Série de tâches
1 > D'après le texte sur la chute de l'URSS, à quelle date le Soviet suprême a-t-il diffusé la déclaration 142-Н ?
2 > Écrivez la suite du texte sur la chute de l'URSS, en reprenant juste après sa dernière phrase.
━━━ Texte à lire ━━━
Chute de l'empire soviétique: Il y a 30 ans s'effondrait un mastodonte géopolitique
- A travers des entretiens, l'Agence Anadolu a tenté de comprendre l'enchaînement des faits et événements ayant mené à l'effondrement de l'URSS, ainsi que ses conséquences dans le monde d'aujourd'hui.

France
AA / Paris / Ümit Dönmez
Le 26 décembre 1991, le Soviet suprême de l'Union soviétique diffusait la déclaration 142-Н, reconnaissant l'indépendance des anciennes Républiques socialistes soviétiques et donc la dissolution ou dislocation de l'Union des Républiques socialistes soviétiques (URSS) fondée 69 ans plus tôt et actait la création de la Communauté des États Indépendants (CEI).
Il s'agissait d'un bouleversement relativement soudain avec un impact conséquent sur l'ordre mondial, c'est-à-dire la fin de la Guerre froide et l'instauration d'une hégémonie américaine sur le monde, qui allait durer deux décennies.
À travers des entretiens avec François Campagnola*, chercheur à l'Institut Prospective et Sécurité en Europe (IPSE) et Ayten Muradova*, ex-citoyenne soviétique et citoyenne azerbaïdjanaise résidant en France, l'Agence Anadolu (AA) a tenté de comprendre l'enchaînement des faits et événements ayant mené à l'effondrement de l'URSS, ainsi que ses conséquences politiques, humaines, socio-économiques, et géopolitiques.
- Des facteurs de la chute de l'URSS : un système à bout de souffle
Selon François Campagnola, interrogé par AA, « deux éléments ont influé directement sur le destin de l'URSS. Tout d'abord, son système économique était à bout de souffle, il produisait de la pénurie pour les populations. Il était centré sur la production de biens de production, mais pas de production de biens de consommation et la population commençait à en avoir assez des pénuries dues à la planification soviétique. Ensuite, l'URSS et les États-Unis menaient depuis longtemps une course de vitesse à l'équipement militaire et cette concurrence effrénée qui incluait la Guerre des étoiles, a plombé les finances soviétiques ».
Un autre facteur doit également être pris en compte, selon le chercheur de l'IPSE, pour comprendre l'aspect économique. « Hier, comme aujourd'hui, l'essentiel des ressources économiques de la Russie consistait des revenus de l'énergie, de production et vente d'hydrocarbures (gaz et pétrole) et à la fin des années 1980, le cours du pétrole était au plus bas ».
« Nous parlons d'un système épuisé, avec une planification qui ne fonctionne pas ; qui a certes permis le développement de l'industrie militaire et de l'industrie de production mais pas de produire les biens de consommation » dont avait besoin sa population.
━━━ Données extraites ━━━
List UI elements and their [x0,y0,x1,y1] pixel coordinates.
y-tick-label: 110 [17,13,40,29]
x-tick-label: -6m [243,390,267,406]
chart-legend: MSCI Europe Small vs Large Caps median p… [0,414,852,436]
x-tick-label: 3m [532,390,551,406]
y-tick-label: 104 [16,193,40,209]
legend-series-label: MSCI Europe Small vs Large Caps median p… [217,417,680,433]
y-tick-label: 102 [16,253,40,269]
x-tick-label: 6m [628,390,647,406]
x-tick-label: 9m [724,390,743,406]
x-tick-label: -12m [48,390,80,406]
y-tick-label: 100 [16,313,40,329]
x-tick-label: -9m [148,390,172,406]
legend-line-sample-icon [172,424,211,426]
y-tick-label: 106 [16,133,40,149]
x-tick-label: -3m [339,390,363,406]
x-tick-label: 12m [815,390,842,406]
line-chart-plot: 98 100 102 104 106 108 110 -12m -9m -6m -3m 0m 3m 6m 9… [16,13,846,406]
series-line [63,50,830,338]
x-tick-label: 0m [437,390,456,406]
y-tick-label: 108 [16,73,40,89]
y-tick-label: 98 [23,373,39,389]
━━━
━━━ Données extraites ━━━
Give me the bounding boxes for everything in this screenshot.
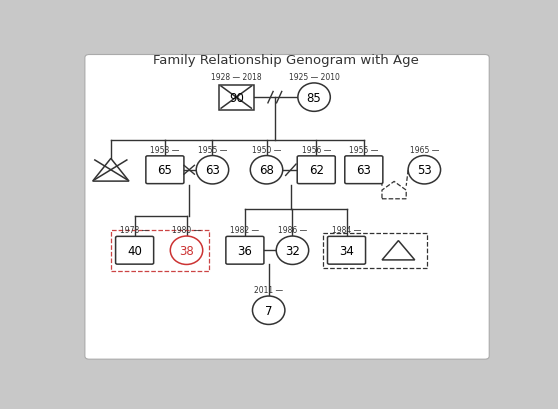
━━━
Réponses par tâche
1 > Le 26 décembre 1991.

2 >
Selon Campagnola, « dès lors que Mikhaïl Gorbatchev avait lancé la Perestroïka en 1985 [qui signifie littéralement "Reconstruction"] et la Glasnost ["Transparence", 1986], ce projet de réforme de l'Union soviétique était une reconnaissance même de l'échec soviétique ».
Un autre facteur ayant influé sur le destin du mastodonte soviétique repose dans le contexte du dialogue établi avec les présidents américains Ronald Regan et George H. Bush, et pour une brève période avec Bill Clinton.
« Gorbatchev avait besoin de l'aide américaine pour pouvoir se maintenir hors de l'eau, le temps que les reformes soient faites. Aucun des présidents américains n'a répondu à l'appel à l'aide de Gorbatchev », selon François Campagnola qui explique cela par un manque de conviction de leur part.
« Autant les États-Unis ont cru en un développement économique chinois qui déboucherait sur une démocratie, autant pour la Russie, ils n'y ont pas cru », constate le chercheur de l'IPSE.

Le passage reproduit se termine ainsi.